◆ Instruction ◆
Produce an exact copy of all the data below, dropping every image.

◆ Raw records ◆
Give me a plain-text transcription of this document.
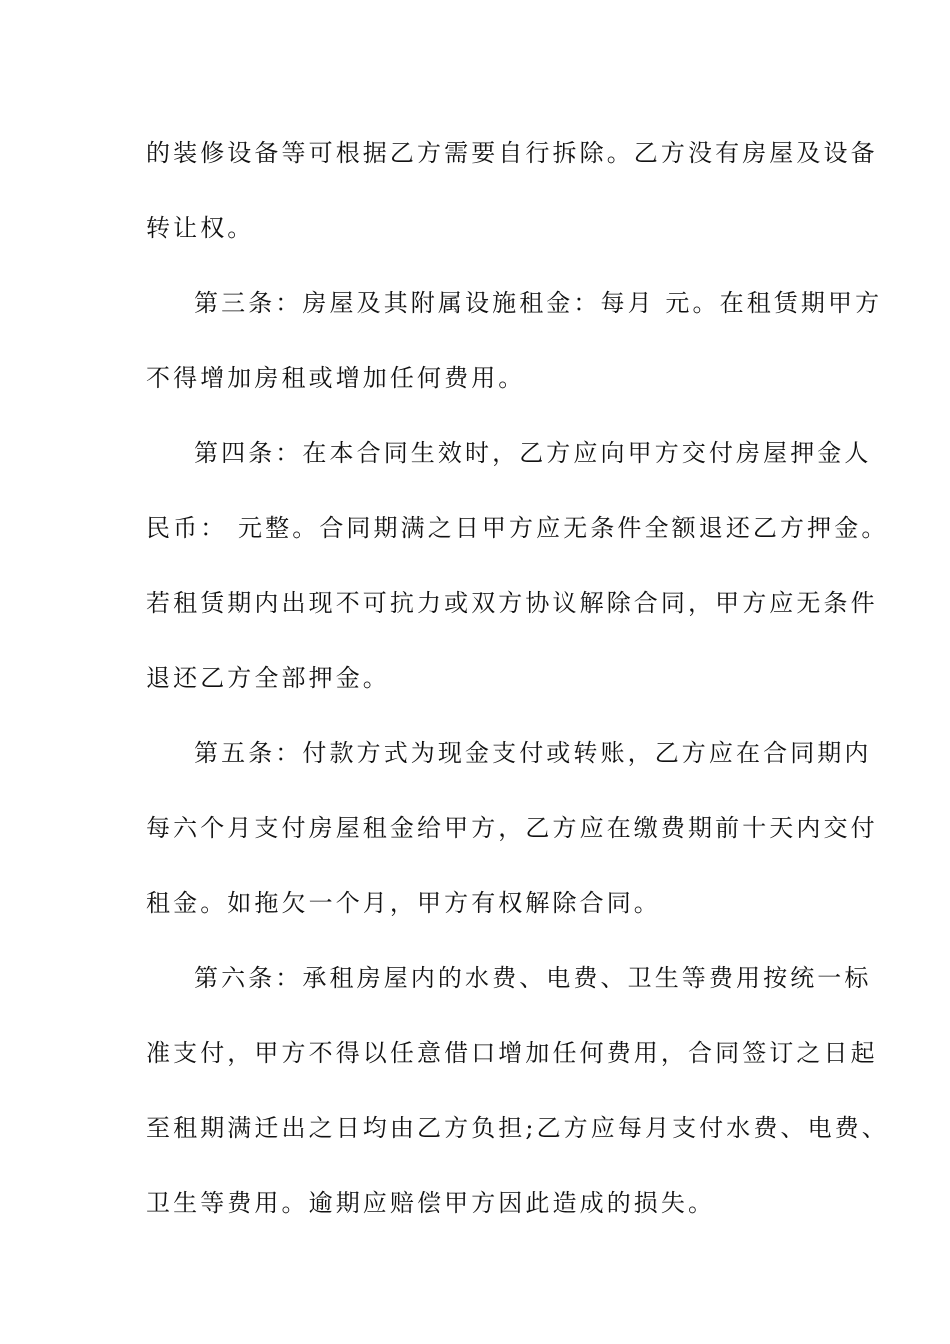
的装修设备等可根据乙方需要自行拆除。乙方没有房屋及设备
转让权。
第三条：房屋及其附属设施租金：每月 元。在租赁期甲方
不得增加房租或增加任何费用。
第四条：在本合同生效时，乙方应向甲方交付房屋押金人
民币： 元整。合同期满之日甲方应无条件全额退还乙方押金。
若租赁期内出现不可抗力或双方协议解除合同，甲方应无条件
退还乙方全部押金。
第五条：付款方式为现金支付或转账，乙方应在合同期内
每六个月支付房屋租金给甲方，乙方应在缴费期前十天内交付
租金。如拖欠一个月，甲方有权解除合同。
第六条：承租房屋内的水费、电费、卫生等费用按统一标
准支付，甲方不得以任意借口增加任何费用，合同签订之日起
至租期满迁出之日均由乙方负担;乙方应每月支付水费、电费、
卫生等费用。逾期应赔偿甲方因此造成的损失。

◆ Correct response ◆
Give me a plain-text transcription of this document.
的装修设备等可根据乙方需要自行拆除。乙方没有房屋及设备
转让权。
第三条：房屋及其附属设施租金：每月 元。在租赁期甲方
不得增加房租或增加任何费用。
第四条：在本合同生效时，乙方应向甲方交付房屋押金人
民币： 元整。合同期满之日甲方应无条件全额退还乙方押金。
若租赁期内出现不可抗力或双方协议解除合同，甲方应无条件
退还乙方全部押金。
第五条：付款方式为现金支付或转账，乙方应在合同期内
每六个月支付房屋租金给甲方，乙方应在缴费期前十天内交付
租金。如拖欠一个月，甲方有权解除合同。
第六条：承租房屋内的水费、电费、卫生等费用按统一标
准支付，甲方不得以任意借口增加任何费用，合同签订之日起
至租期满迁出之日均由乙方负担;乙方应每月支付水费、电费、
卫生等费用。逾期应赔偿甲方因此造成的损失。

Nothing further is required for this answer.